Copy whichever lines contain the string "label".

——————————

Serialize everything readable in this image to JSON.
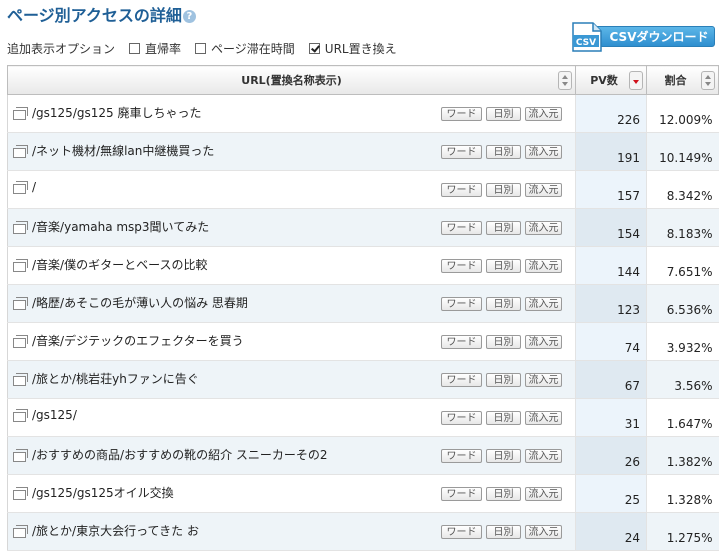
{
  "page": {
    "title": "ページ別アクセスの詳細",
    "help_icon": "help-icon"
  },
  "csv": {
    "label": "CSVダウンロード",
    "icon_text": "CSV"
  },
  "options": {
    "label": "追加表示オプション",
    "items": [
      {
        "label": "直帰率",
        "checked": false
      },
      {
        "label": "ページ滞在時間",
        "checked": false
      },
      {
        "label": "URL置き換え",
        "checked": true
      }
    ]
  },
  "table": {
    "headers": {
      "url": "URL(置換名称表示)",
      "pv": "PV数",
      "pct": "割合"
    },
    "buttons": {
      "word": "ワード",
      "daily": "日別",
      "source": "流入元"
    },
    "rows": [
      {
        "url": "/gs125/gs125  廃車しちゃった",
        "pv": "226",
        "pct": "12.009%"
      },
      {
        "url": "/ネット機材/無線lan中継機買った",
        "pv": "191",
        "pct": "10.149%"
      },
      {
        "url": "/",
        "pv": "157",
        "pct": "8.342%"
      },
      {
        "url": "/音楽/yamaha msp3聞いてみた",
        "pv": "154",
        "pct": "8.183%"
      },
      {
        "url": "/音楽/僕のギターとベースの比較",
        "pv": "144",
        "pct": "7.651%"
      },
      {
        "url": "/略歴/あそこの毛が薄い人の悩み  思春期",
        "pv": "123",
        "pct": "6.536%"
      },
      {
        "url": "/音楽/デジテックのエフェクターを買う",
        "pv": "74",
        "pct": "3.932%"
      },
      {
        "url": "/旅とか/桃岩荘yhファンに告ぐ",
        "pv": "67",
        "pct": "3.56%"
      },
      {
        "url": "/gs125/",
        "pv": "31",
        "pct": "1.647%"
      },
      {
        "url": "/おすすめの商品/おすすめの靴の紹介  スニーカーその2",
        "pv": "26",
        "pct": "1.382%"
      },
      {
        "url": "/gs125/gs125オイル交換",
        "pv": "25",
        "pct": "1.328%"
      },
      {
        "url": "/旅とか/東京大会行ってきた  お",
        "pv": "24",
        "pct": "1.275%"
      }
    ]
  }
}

——————————

# RESULT OF THE TASK
    "label": "CSVダウンロード",
    "label": "追加表示オプション",
        "label": "直帰率",
        "label": "ページ滞在時間",
        "label": "URL置き換え",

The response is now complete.